─── Task input

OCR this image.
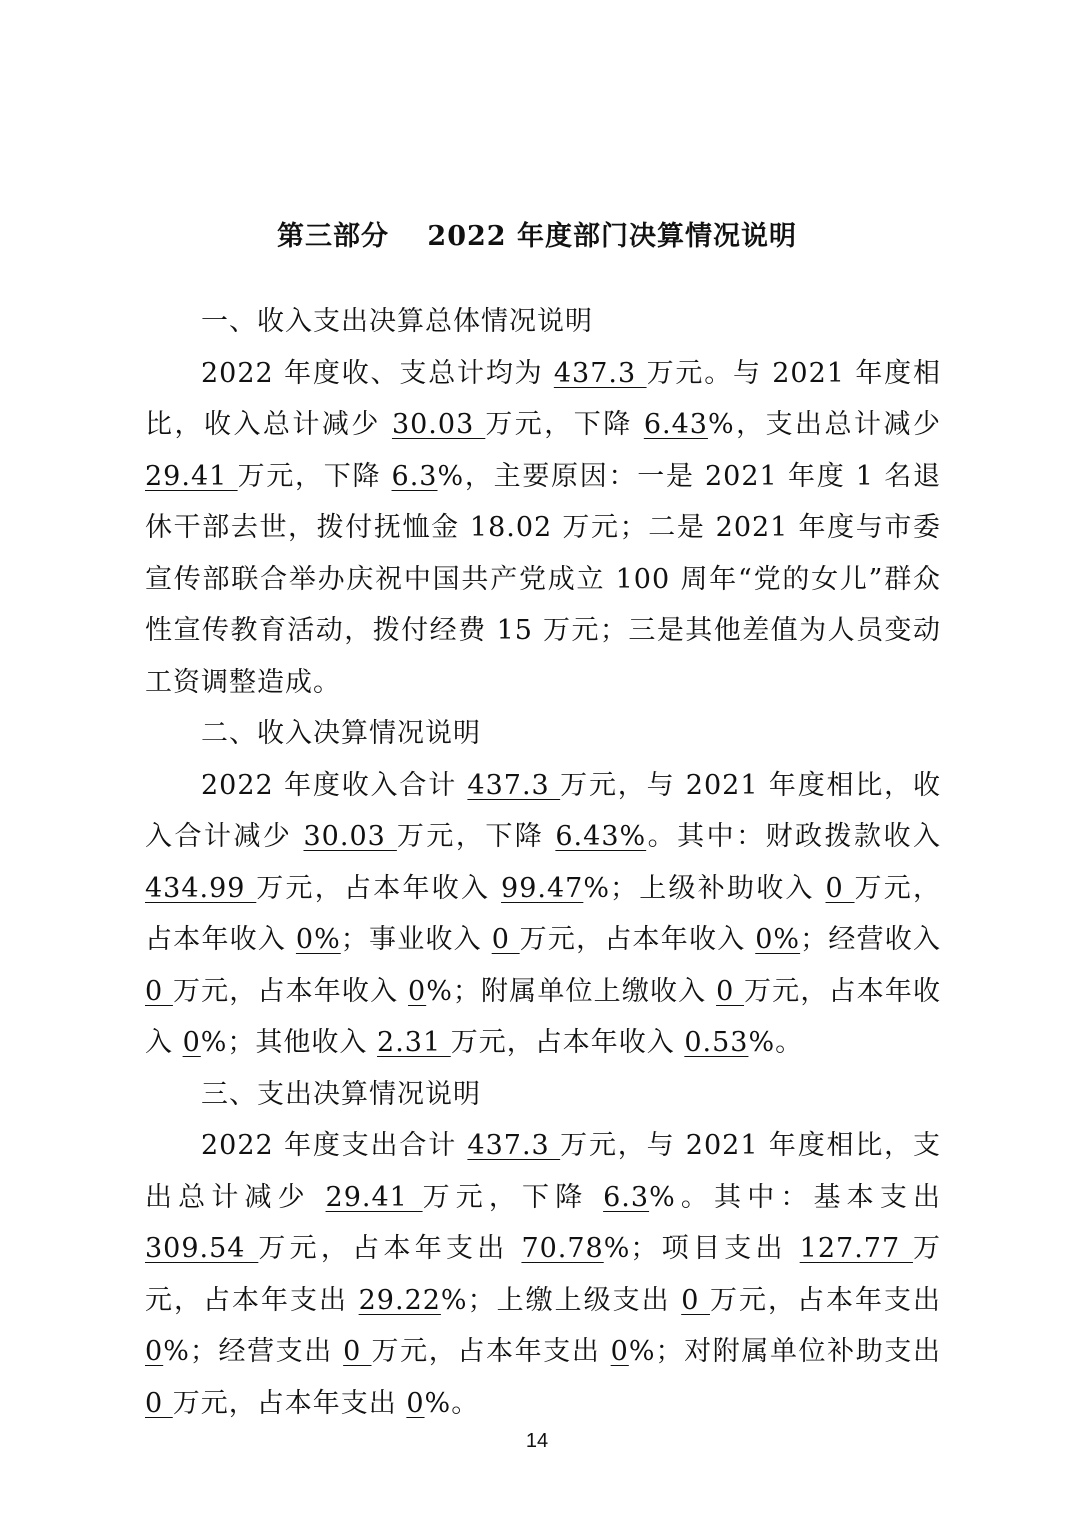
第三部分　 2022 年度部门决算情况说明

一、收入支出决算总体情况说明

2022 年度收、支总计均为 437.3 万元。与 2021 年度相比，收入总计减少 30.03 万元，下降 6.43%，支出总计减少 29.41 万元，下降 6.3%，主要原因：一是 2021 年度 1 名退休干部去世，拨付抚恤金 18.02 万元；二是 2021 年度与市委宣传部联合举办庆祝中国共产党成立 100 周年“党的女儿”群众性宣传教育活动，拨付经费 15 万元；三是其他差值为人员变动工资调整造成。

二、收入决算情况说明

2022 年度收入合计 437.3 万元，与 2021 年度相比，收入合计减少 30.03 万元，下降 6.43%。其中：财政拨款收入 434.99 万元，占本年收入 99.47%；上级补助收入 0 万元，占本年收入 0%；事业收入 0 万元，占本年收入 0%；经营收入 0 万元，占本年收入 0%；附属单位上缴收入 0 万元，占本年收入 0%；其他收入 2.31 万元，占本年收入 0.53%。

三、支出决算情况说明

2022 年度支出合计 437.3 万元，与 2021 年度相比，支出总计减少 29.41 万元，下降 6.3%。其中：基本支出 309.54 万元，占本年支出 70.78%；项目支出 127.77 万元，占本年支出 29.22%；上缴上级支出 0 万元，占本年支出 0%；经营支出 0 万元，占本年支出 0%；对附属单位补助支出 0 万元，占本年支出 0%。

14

──────
─── Task input

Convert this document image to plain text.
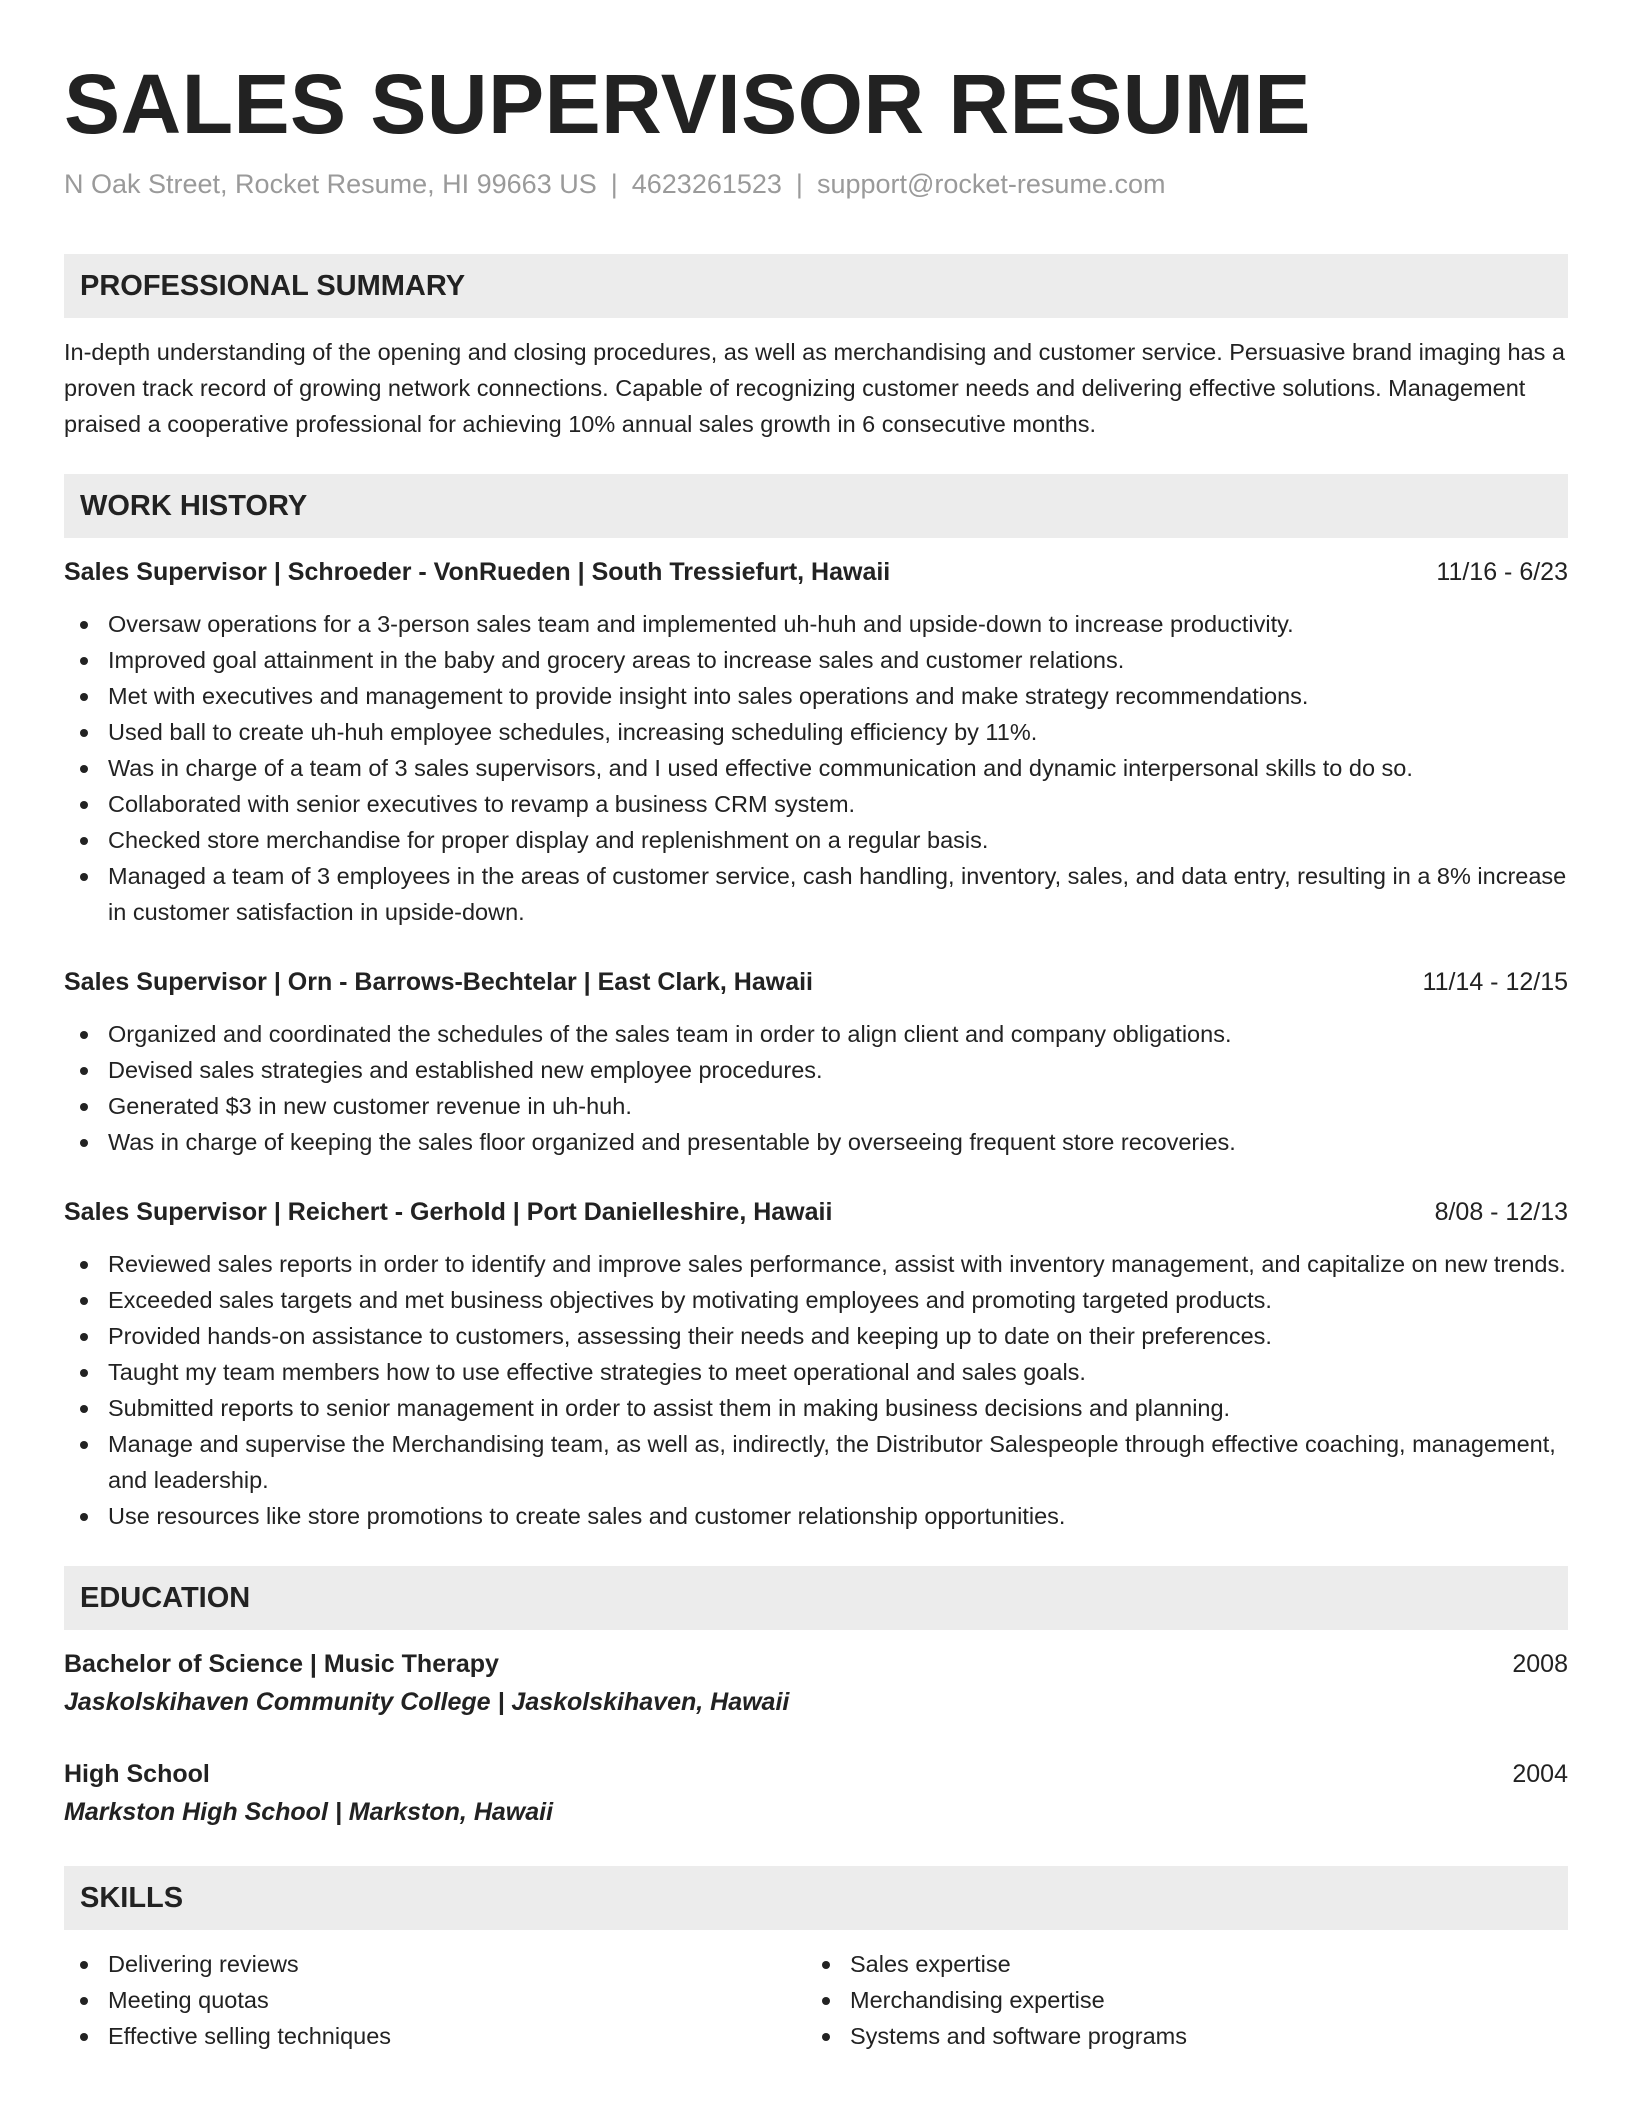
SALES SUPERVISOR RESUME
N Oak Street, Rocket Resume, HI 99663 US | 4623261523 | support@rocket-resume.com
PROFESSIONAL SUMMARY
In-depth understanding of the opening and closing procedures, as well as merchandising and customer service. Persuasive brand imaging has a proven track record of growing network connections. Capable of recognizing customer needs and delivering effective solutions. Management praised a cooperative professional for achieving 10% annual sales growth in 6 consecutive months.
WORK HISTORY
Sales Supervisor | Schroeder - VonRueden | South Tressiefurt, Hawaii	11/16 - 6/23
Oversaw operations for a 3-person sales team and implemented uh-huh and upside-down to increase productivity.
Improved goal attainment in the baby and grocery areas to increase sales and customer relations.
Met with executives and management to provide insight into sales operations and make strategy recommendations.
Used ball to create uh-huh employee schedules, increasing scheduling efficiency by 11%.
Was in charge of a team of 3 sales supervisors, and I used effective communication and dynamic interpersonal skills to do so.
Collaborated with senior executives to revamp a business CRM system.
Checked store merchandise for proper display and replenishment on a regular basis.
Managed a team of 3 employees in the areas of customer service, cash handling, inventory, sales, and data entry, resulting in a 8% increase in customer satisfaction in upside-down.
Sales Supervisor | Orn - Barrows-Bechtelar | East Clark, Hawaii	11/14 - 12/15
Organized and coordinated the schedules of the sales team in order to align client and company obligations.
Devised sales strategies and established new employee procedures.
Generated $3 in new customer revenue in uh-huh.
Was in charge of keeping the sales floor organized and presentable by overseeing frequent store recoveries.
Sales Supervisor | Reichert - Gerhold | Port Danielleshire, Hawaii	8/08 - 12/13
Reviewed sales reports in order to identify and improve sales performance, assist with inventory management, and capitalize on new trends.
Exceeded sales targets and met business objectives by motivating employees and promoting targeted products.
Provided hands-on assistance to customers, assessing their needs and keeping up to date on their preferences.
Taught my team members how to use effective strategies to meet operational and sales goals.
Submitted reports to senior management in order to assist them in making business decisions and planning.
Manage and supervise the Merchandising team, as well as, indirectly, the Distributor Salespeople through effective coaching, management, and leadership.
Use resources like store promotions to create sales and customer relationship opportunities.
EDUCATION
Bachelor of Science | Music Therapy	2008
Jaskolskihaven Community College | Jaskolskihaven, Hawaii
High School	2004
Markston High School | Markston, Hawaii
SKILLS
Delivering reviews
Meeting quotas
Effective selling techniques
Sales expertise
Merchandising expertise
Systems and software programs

──────

▸ **Exercise requirements**:
Gather every line from the listing above in which the word "inventory" appears.

▸ **The solution**:
Managed a team of 3 employees in the areas of customer service, cash handling, inventory, sales, and data entry, resulting in a 8% increase in customer satisfaction in upside-down.
Reviewed sales reports in order to identify and improve sales performance, assist with inventory management, and capitalize on new trends.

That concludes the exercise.